> [Task input]
########

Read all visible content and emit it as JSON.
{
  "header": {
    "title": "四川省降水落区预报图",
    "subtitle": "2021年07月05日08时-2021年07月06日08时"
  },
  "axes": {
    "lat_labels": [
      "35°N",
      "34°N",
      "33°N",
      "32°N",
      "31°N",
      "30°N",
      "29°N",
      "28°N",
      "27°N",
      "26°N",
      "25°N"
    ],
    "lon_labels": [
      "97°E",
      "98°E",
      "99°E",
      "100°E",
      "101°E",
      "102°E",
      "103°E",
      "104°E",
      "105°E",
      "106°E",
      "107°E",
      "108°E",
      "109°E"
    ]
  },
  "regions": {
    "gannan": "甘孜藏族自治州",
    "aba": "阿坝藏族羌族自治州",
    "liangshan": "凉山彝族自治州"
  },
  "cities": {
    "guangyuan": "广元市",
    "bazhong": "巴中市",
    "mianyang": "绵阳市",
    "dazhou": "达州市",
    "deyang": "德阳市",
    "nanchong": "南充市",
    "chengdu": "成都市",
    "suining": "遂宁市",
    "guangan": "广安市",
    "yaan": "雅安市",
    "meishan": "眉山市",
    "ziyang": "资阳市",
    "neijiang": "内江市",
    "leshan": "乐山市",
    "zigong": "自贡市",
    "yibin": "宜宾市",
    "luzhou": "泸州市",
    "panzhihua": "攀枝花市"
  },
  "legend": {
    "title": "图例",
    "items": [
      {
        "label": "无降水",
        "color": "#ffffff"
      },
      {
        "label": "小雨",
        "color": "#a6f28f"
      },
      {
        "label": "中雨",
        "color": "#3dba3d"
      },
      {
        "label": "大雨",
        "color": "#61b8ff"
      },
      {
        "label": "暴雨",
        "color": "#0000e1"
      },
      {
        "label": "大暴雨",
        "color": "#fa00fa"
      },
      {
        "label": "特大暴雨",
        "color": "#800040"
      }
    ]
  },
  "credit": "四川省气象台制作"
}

########

> [Directions] Your task is to transcribe the listing above in full, exactly as given.

> [Response below]
Read all visible content and emit it as JSON.
{
  "header": {
    "title": "四川省降水落区预报图",
    "subtitle": "2021年07月05日08时-2021年07月06日08时"
  },
  "axes": {
    "lat_labels": [
      "35°N",
      "34°N",
      "33°N",
      "32°N",
      "31°N",
      "30°N",
      "29°N",
      "28°N",
      "27°N",
      "26°N",
      "25°N"
    ],
    "lon_labels": [
      "97°E",
      "98°E",
      "99°E",
      "100°E",
      "101°E",
      "102°E",
      "103°E",
      "104°E",
      "105°E",
      "106°E",
      "107°E",
      "108°E",
      "109°E"
    ]
  },
  "regions": {
    "gannan": "甘孜藏族自治州",
    "aba": "阿坝藏族羌族自治州",
    "liangshan": "凉山彝族自治州"
  },
  "cities": {
    "guangyuan": "广元市",
    "bazhong": "巴中市",
    "mianyang": "绵阳市",
    "dazhou": "达州市",
    "deyang": "德阳市",
    "nanchong": "南充市",
    "chengdu": "成都市",
    "suining": "遂宁市",
    "guangan": "广安市",
    "yaan": "雅安市",
    "meishan": "眉山市",
    "ziyang": "资阳市",
    "neijiang": "内江市",
    "leshan": "乐山市",
    "zigong": "自贡市",
    "yibin": "宜宾市",
    "luzhou": "泸州市",
    "panzhihua": "攀枝花市"
  },
  "legend": {
    "title": "图例",
    "items": [
      {
        "label": "无降水",
        "color": "#ffffff"
      },
      {
        "label": "小雨",
        "color": "#a6f28f"
      },
      {
        "label": "中雨",
        "color": "#3dba3d"
      },
      {
        "label": "大雨",
        "color": "#61b8ff"
      },
      {
        "label": "暴雨",
        "color": "#0000e1"
      },
      {
        "label": "大暴雨",
        "color": "#fa00fa"
      },
      {
        "label": "特大暴雨",
        "color": "#800040"
      }
    ]
  },
  "credit": "四川省气象台制作"
}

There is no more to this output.